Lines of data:
▬▬▬
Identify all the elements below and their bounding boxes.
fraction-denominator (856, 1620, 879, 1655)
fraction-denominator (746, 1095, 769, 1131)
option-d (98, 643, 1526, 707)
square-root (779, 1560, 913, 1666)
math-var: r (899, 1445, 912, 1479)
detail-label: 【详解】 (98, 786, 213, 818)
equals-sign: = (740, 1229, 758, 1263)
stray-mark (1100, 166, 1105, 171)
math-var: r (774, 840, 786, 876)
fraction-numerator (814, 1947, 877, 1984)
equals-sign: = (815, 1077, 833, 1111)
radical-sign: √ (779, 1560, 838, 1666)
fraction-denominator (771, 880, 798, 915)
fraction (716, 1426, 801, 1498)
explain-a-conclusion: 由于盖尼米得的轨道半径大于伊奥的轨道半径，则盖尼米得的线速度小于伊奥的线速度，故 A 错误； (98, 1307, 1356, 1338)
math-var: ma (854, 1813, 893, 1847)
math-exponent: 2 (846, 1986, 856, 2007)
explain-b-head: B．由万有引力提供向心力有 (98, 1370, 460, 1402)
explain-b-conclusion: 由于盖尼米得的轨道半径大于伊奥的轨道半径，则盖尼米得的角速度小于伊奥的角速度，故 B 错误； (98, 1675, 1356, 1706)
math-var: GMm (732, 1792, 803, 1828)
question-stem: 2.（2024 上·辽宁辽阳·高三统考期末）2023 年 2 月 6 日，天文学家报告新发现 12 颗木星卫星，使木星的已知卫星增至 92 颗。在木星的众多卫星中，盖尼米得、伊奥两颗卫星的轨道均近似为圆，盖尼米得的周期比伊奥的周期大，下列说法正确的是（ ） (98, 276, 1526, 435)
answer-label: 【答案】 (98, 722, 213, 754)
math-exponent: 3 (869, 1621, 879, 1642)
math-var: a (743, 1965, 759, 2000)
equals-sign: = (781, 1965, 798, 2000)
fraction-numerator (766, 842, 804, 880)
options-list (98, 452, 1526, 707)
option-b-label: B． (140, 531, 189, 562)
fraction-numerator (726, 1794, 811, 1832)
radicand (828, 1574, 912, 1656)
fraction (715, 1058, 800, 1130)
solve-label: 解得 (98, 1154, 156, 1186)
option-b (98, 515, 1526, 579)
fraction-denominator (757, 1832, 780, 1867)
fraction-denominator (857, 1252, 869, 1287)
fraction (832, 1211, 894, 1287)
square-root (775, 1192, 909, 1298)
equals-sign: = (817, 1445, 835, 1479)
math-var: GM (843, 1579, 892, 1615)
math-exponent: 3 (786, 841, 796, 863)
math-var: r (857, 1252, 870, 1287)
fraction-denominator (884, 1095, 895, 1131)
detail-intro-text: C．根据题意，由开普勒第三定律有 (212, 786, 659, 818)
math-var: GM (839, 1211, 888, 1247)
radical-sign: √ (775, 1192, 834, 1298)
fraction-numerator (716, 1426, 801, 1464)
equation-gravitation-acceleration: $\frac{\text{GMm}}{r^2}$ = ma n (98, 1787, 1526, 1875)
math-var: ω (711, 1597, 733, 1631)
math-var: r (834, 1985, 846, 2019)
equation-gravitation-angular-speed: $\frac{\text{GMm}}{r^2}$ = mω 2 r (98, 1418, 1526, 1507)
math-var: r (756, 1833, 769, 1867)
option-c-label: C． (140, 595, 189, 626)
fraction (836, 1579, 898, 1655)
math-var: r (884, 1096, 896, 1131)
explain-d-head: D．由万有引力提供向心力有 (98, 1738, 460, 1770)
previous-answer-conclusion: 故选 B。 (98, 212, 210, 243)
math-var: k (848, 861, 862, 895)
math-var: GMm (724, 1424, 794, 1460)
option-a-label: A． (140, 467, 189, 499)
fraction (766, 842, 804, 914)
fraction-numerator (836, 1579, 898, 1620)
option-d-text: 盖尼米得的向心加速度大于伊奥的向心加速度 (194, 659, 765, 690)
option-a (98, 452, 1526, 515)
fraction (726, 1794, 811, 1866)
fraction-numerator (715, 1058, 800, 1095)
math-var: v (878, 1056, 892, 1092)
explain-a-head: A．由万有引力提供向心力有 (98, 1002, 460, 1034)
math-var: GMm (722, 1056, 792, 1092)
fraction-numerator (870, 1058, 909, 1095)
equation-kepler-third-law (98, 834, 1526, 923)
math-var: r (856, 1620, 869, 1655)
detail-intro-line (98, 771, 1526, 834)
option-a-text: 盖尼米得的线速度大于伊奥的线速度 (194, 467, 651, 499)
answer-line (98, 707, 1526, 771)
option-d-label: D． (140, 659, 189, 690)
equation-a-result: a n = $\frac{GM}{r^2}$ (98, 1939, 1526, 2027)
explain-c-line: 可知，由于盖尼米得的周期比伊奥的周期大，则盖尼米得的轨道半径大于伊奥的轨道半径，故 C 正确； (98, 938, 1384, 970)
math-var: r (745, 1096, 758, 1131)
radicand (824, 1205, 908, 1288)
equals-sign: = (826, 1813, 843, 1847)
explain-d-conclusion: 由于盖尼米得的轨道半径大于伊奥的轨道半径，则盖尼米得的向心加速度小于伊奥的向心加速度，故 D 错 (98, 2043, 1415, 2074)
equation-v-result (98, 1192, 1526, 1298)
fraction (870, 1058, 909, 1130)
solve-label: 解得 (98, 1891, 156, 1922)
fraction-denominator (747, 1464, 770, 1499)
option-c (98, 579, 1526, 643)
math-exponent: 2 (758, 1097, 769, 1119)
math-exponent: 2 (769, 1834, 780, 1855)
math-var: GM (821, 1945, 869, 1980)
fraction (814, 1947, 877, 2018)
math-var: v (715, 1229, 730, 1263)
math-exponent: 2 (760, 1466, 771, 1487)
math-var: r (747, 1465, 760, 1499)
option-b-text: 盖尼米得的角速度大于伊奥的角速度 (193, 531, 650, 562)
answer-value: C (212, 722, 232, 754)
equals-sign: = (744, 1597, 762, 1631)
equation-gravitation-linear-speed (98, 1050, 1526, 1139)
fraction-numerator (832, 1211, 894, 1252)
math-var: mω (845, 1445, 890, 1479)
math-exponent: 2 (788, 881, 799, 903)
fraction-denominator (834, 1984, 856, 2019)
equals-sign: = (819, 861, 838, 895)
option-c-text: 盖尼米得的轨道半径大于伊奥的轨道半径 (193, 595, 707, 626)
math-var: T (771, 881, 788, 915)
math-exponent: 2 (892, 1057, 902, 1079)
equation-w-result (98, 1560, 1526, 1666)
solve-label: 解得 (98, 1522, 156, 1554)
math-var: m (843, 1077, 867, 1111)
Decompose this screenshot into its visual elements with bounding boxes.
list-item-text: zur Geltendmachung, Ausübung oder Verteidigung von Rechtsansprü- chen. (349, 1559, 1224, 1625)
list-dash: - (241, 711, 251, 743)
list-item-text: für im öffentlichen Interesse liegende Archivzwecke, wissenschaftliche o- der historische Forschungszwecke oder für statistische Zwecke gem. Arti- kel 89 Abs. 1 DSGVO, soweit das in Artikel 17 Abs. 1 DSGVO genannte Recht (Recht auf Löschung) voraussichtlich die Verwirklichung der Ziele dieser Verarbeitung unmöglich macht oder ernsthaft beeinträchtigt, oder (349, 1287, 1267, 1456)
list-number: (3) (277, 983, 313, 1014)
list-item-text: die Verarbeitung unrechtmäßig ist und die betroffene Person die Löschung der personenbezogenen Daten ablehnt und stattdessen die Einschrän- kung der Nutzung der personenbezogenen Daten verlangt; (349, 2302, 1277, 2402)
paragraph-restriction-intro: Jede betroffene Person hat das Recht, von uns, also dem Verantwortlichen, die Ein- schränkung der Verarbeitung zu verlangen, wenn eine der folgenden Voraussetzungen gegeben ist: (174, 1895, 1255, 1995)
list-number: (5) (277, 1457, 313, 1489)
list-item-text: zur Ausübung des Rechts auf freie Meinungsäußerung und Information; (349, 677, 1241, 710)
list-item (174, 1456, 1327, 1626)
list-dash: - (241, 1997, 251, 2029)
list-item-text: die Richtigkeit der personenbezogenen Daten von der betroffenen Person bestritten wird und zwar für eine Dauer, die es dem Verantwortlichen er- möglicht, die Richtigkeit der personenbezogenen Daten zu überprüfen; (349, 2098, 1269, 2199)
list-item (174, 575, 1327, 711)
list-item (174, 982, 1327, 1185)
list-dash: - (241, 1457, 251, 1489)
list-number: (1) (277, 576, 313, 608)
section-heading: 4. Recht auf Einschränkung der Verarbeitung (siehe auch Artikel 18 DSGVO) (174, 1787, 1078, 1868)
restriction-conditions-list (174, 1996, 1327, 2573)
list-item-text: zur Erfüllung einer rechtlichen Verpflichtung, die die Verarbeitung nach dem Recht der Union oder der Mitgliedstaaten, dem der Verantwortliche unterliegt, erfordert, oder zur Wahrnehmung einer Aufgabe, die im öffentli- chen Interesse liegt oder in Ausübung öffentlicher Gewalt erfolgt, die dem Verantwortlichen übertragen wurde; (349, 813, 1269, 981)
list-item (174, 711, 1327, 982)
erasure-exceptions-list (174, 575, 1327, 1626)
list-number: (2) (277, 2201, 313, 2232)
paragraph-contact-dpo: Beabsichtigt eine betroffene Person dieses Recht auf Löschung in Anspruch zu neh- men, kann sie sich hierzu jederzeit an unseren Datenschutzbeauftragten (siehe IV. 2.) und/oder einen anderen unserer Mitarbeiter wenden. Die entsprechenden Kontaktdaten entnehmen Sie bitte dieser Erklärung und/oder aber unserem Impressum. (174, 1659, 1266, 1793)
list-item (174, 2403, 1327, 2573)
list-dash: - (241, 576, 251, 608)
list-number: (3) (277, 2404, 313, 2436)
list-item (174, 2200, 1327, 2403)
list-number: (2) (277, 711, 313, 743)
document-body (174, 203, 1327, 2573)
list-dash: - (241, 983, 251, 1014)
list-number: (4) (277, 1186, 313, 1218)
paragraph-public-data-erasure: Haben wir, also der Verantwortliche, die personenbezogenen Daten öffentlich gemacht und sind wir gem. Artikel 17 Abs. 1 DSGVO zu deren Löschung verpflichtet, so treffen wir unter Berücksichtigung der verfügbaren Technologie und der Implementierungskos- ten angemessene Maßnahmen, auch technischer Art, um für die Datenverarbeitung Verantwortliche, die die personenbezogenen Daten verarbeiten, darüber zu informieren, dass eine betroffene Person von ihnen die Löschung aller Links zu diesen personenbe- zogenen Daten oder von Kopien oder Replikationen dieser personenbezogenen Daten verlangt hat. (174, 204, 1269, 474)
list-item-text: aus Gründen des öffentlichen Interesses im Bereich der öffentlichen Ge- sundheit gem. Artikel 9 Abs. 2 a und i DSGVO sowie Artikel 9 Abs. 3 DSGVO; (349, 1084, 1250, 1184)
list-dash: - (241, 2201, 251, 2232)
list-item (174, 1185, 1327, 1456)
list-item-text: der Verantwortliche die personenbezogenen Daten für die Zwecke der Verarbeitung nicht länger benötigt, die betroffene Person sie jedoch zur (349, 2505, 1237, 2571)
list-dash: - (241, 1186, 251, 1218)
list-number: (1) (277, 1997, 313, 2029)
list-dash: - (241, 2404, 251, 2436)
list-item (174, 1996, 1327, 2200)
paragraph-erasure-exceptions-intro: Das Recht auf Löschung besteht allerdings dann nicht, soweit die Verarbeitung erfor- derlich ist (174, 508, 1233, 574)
▬▬▬
Problem to solve: Quote the lines of the listing from its beginning up to and including the line containing "radicand (828, 1574, 912, 1656)".

Solution to this problem:
Identify all the elements below and their bounding boxes.
fraction-denominator (856, 1620, 879, 1655)
fraction-denominator (746, 1095, 769, 1131)
option-d (98, 643, 1526, 707)
square-root (779, 1560, 913, 1666)
math-var: r (899, 1445, 912, 1479)
detail-label: 【详解】 (98, 786, 213, 818)
equals-sign: = (740, 1229, 758, 1263)
stray-mark (1100, 166, 1105, 171)
math-var: r (774, 840, 786, 876)
fraction-numerator (814, 1947, 877, 1984)
equals-sign: = (815, 1077, 833, 1111)
radical-sign: √ (779, 1560, 838, 1666)
fraction-denominator (771, 880, 798, 915)
fraction (716, 1426, 801, 1498)
explain-a-conclusion: 由于盖尼米得的轨道半径大于伊奥的轨道半径，则盖尼米得的线速度小于伊奥的线速度，故 A 错误； (98, 1307, 1356, 1338)
math-var: ma (854, 1813, 893, 1847)
math-exponent: 2 (846, 1986, 856, 2007)
explain-b-head: B．由万有引力提供向心力有 (98, 1370, 460, 1402)
explain-b-conclusion: 由于盖尼米得的轨道半径大于伊奥的轨道半径，则盖尼米得的角速度小于伊奥的角速度，故 B 错误； (98, 1675, 1356, 1706)
math-var: GMm (732, 1792, 803, 1828)
question-stem: 2.（2024 上·辽宁辽阳·高三统考期末）2023 年 2 月 6 日，天文学家报告新发现 12 颗木星卫星，使木星的已知卫星增至 92 颗。在木星的众多卫星中，盖尼米得、伊奥两颗卫星的轨道均近似为圆，盖尼米得的周期比伊奥的周期大，下列说法正确的是（ ） (98, 276, 1526, 435)
answer-label: 【答案】 (98, 722, 213, 754)
math-exponent: 3 (869, 1621, 879, 1642)
math-var: a (743, 1965, 759, 2000)
equals-sign: = (781, 1965, 798, 2000)
fraction-numerator (766, 842, 804, 880)
options-list (98, 452, 1526, 707)
option-b-label: B． (140, 531, 189, 562)
fraction-numerator (726, 1794, 811, 1832)
radicand (828, 1574, 912, 1656)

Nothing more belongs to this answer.